== Texte source ==

Or, la question des villes organisées autour du numérique nécessitera également un débat sur la propriété de ces données. Si l’on imagine que ces villes seront développées par ces mêmes grandes entreprises, on peut se questionner sur la faisabilité d’une ville intelligente qui exclurait une réflexion commune qui ne saurait être possible que si les données s’avéraient ouvertes et disponibles à tous, y compris aux chercheurs en sciences sociales. L’intelligence artificielle, qui alimente fréquemment l’actualité médiatique est par ailleurs régulièrement accusée de racisme ou de sexisme, ce qui représente un abus de langage puisque celles-ci ne font « que » reproduire les biais de l’humain derrière la machine depuis longtemps analysés par les sociologues. Certaines de ces AI, et ce particulièrement dans les technologies développées pour les villes, sont par ailleurs plus centrées sur l’idée de prédire que de comprendre et ne sauraient donc nécessairement répondre aux objectifs de mieux vivre souvent mis en avant derrière l’idée de smartcities

Si nous ne pouvons entièrement trancher dans ce débat, notons de plus que cela pose également un défi épistémologique aux différentes disciplines qui s’intéressent de près aux données des internautes pour théoriser les comportements humains. En effet, si elles permettent de rendre visible l’invisible (Beaude 2015=? au sens d’informations qui n’étaient pas disponibles autrement aux chercheurs, elles représentent un enjeu de taille quant à l’analyse de ces données. Cependant, nous nous concentrerons ici sur les opportunités qu’un tel projet pourrait présenter pour l’histoire et sa démocratisation. 

Open data et histoire publique

L’un des points majeurs démontrés par la transition du numérique est que «  les entreprises et les administrations sous-exploitaient leurs propres données » (Cardon 2019 : 331). En effet, bien que la transparence de l’État soit souvent adoptée sur le principe, les données produites par ses institutions sont parfois difficiles d’accès et ne sont pas toujours disponibles dans des formats manipulables pour exploitation secondaire  (Cardon 2019 : 330). Pourtant, pour certaines ONG défendant les civic tech, l’idée d’open data et d’État plateforme permettrait notamment « d’ouvrir l’État sur la société, de renforcer les contre-pouvoirs, d’encourager une vigilance citoyenne pour favoriser un gouvernement ouvert et une gouvernance plus démocratique, plus partagée, avec les citoyens » (Cardon 2019 : 332). Il s’agit donc là d’objectifs proches de ceux que nous avons vus quant aux smartcities où l’idée de diffusion de l’information et d’augmentation de la participation du public est centrale.

===
== Enregistrements fournis ==

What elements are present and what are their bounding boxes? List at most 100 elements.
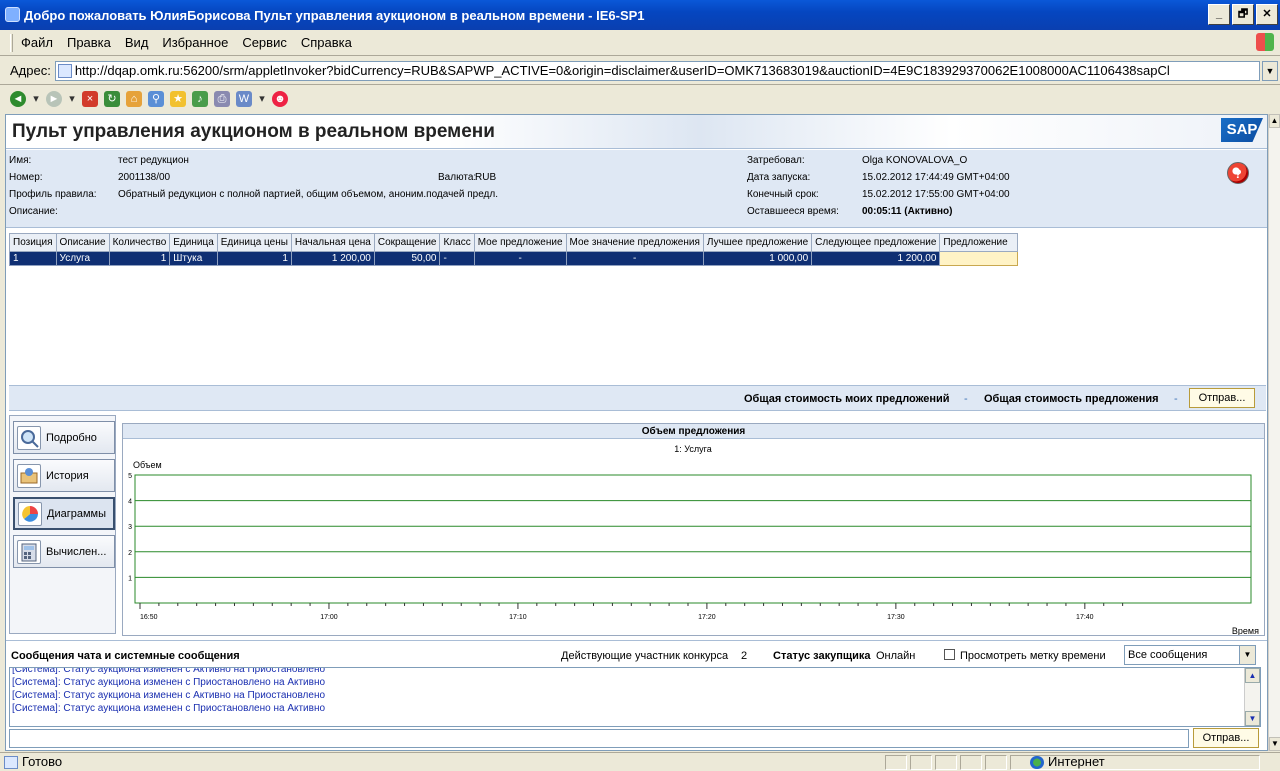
chat-message: [Система]: Статус аукциона изменен с Акт…: [12, 690, 326, 701]
col-start-price[interactable]: Начальная цена: [290, 233, 375, 252]
start-value: 15.02.2012 17:44:49 GMT+04:00: [862, 172, 1010, 183]
status-segment: [910, 755, 932, 770]
maximize-button[interactable]: 🗗: [1232, 4, 1254, 25]
help-icon[interactable]: ?: [1227, 162, 1249, 184]
status-text: Готово: [22, 754, 63, 769]
scroll-up-icon[interactable]: ▲: [1269, 114, 1280, 128]
cell-quantity: 1: [108, 251, 171, 266]
chart-y-tick-label: 2: [128, 550, 132, 557]
print-icon[interactable]: ⎙: [214, 91, 230, 107]
scroll-up-icon[interactable]: ▲: [1245, 668, 1260, 683]
buyer-status-label: Статус закупщика: [773, 650, 871, 662]
nav-history-label: История: [46, 469, 89, 482]
nav-calculator-label: Вычислен...: [46, 545, 107, 558]
chart-y-tick-label: 5: [128, 473, 132, 480]
chart-y-axis-label: Объем: [133, 460, 162, 470]
stop-icon[interactable]: ×: [82, 91, 98, 107]
items-table: Позиция Описание Количество Единица Един…: [9, 233, 1019, 266]
menu-view[interactable]: Вид: [125, 35, 149, 50]
search-icon[interactable]: ⚲: [148, 91, 164, 107]
page-scrollbar[interactable]: ▲ ▼: [1268, 114, 1280, 751]
chart-svg: 1: Услуга Объем Время 1 2 3 4 5 16:50 17:00 17…: [128, 444, 1259, 635]
page-icon: [57, 63, 72, 78]
chart-y-tick-label: 1: [128, 575, 132, 582]
chat-message: [Система]: Статус аукциона изменен с Акт…: [12, 667, 326, 675]
menu-tools[interactable]: Сервис: [242, 35, 287, 50]
nav-details[interactable]: Подробно: [13, 421, 115, 454]
back-icon[interactable]: ◄: [10, 91, 26, 107]
chart-y-ticks: 1 2 3 4 5: [128, 473, 132, 582]
windows-logo-icon: [1256, 33, 1274, 51]
address-label: Адрес:: [10, 63, 51, 78]
send-message-button[interactable]: Отправ...: [1193, 728, 1259, 748]
address-url: http://dqap.omk.ru:56200/srm/appletInvok…: [74, 63, 1170, 78]
ie-icon: [5, 7, 20, 22]
edit-dropdown-icon[interactable]: ▾: [258, 91, 266, 107]
col-my-bid-value[interactable]: Мое значение предложения: [565, 233, 704, 252]
home-icon[interactable]: ⌂: [126, 91, 142, 107]
number-value: 2001138/00: [118, 172, 171, 183]
profile-value: Обратный редукцион с полной партией, общ…: [118, 189, 498, 200]
chat-message: [Система]: Статус аукциона изменен с При…: [12, 703, 326, 714]
chart-x-ticks: 16:50 17:00 17:10 17:20 17:30 17:40: [139, 603, 1124, 621]
forward-icon[interactable]: ►: [46, 91, 62, 107]
edit-icon[interactable]: W: [236, 91, 252, 107]
address-input[interactable]: http://dqap.omk.ru:56200/srm/appletInvok…: [54, 60, 1260, 81]
col-quantity[interactable]: Количество: [108, 233, 171, 252]
messenger-icon[interactable]: ☻: [272, 91, 288, 107]
send-bid-button[interactable]: Отправ...: [1189, 388, 1255, 408]
back-dropdown-icon[interactable]: ▾: [32, 91, 40, 107]
scroll-down-icon[interactable]: ▼: [1245, 711, 1260, 726]
sap-logo: SAP: [1221, 118, 1263, 142]
chat-log[interactable]: [Система]: Статус аукциона изменен с Акт…: [9, 667, 1261, 727]
toolbar-grip: [10, 33, 13, 52]
nav-calculator[interactable]: Вычислен...: [13, 535, 115, 568]
address-dropdown-button[interactable]: ▼: [1262, 60, 1278, 81]
message-filter-select[interactable]: Все сообщения ▼: [1124, 645, 1256, 665]
name-label: Имя:: [9, 155, 32, 166]
chat-message-input[interactable]: [9, 729, 1189, 748]
scroll-down-icon[interactable]: ▼: [1269, 737, 1280, 751]
col-price-unit[interactable]: Единица цены: [216, 233, 292, 252]
cell-my-bid: -: [473, 251, 567, 266]
refresh-icon[interactable]: ↻: [104, 91, 120, 107]
app-header: Пульт управления аукционом в реальном вр…: [6, 115, 1267, 149]
auction-info-panel: Имя: тест редукцион Номер: 2001138/00 Ва…: [6, 150, 1267, 228]
col-my-bid[interactable]: Мое предложение: [473, 233, 567, 252]
media-icon[interactable]: ♪: [192, 91, 208, 107]
chat-scrollbar[interactable]: ▲ ▼: [1244, 668, 1260, 726]
col-best-bid[interactable]: Лучшее предложение: [702, 233, 813, 252]
chevron-down-icon: ▼: [1239, 646, 1255, 664]
cell-price-unit: 1: [216, 251, 292, 266]
nav-charts[interactable]: Диаграммы: [13, 497, 115, 530]
col-description[interactable]: Описание: [55, 233, 110, 252]
description-label: Описание:: [9, 206, 58, 217]
close-button[interactable]: ✕: [1256, 4, 1278, 25]
timestamp-label: Просмотреть метку времени: [960, 650, 1106, 662]
bid-input-cell[interactable]: [939, 251, 1019, 266]
calculator-icon: [17, 539, 41, 564]
total-label: Общая стоимость предложения: [984, 393, 1159, 405]
col-decrement[interactable]: Сокращение: [373, 233, 441, 252]
profile-label: Профиль правила:: [9, 189, 97, 200]
minimize-button[interactable]: _: [1208, 4, 1230, 25]
forward-dropdown-icon[interactable]: ▾: [68, 91, 76, 107]
menu-file[interactable]: Файл: [21, 35, 53, 50]
start-label: Дата запуска:: [747, 172, 811, 183]
table-row[interactable]: 1 Услуга 1 Штука 1 1 200,00 50,00 - - - …: [9, 251, 1019, 266]
col-unit[interactable]: Единица: [169, 233, 218, 252]
col-class[interactable]: Класс: [439, 233, 475, 252]
timestamp-checkbox[interactable]: [944, 649, 955, 660]
col-bid[interactable]: Предложение: [939, 233, 1019, 252]
nav-history[interactable]: История: [13, 459, 115, 492]
col-position[interactable]: Позиция: [9, 233, 57, 252]
chart-x-tick-label: 16:50: [140, 614, 158, 621]
menu-help[interactable]: Справка: [301, 35, 352, 50]
details-icon: [17, 425, 41, 450]
favorites-icon[interactable]: ★: [170, 91, 186, 107]
menu-edit[interactable]: Правка: [67, 35, 111, 50]
menu-favorites[interactable]: Избранное: [162, 35, 228, 50]
participants-value: 2: [741, 650, 748, 662]
col-next-bid[interactable]: Следующее предложение: [811, 233, 941, 252]
chart-grid: [134, 474, 1252, 604]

===

■ Exercices proposés ■
1. Relevez tous les numéros de page indiqués dans le texte source pour les citations de Cardon 2019.
2. Reproduisez à l'identique, dans les enregistrements, les lignes allant de celle qui contient "690, 326, 701]" jusqu'à celle qui contient "scroll-up-icon[interactable]: ▲: [1269, 114, 1280, 128]", celle-ci incluse.
Le texte source et les enregistrements proviennent de sources distinctes.

■ Exercices corrigés ■
1. 331, 330, 332

2.
chat-message: [Система]: Статус аукциона изменен с Акт…: [12, 690, 326, 701]
col-start-price[interactable]: Начальная цена: [290, 233, 375, 252]
start-value: 15.02.2012 17:44:49 GMT+04:00: [862, 172, 1010, 183]
status-segment: [910, 755, 932, 770]
maximize-button[interactable]: 🗗: [1232, 4, 1254, 25]
help-icon[interactable]: ?: [1227, 162, 1249, 184]
status-text: Готово: [22, 754, 63, 769]
scroll-up-icon[interactable]: ▲: [1269, 114, 1280, 128]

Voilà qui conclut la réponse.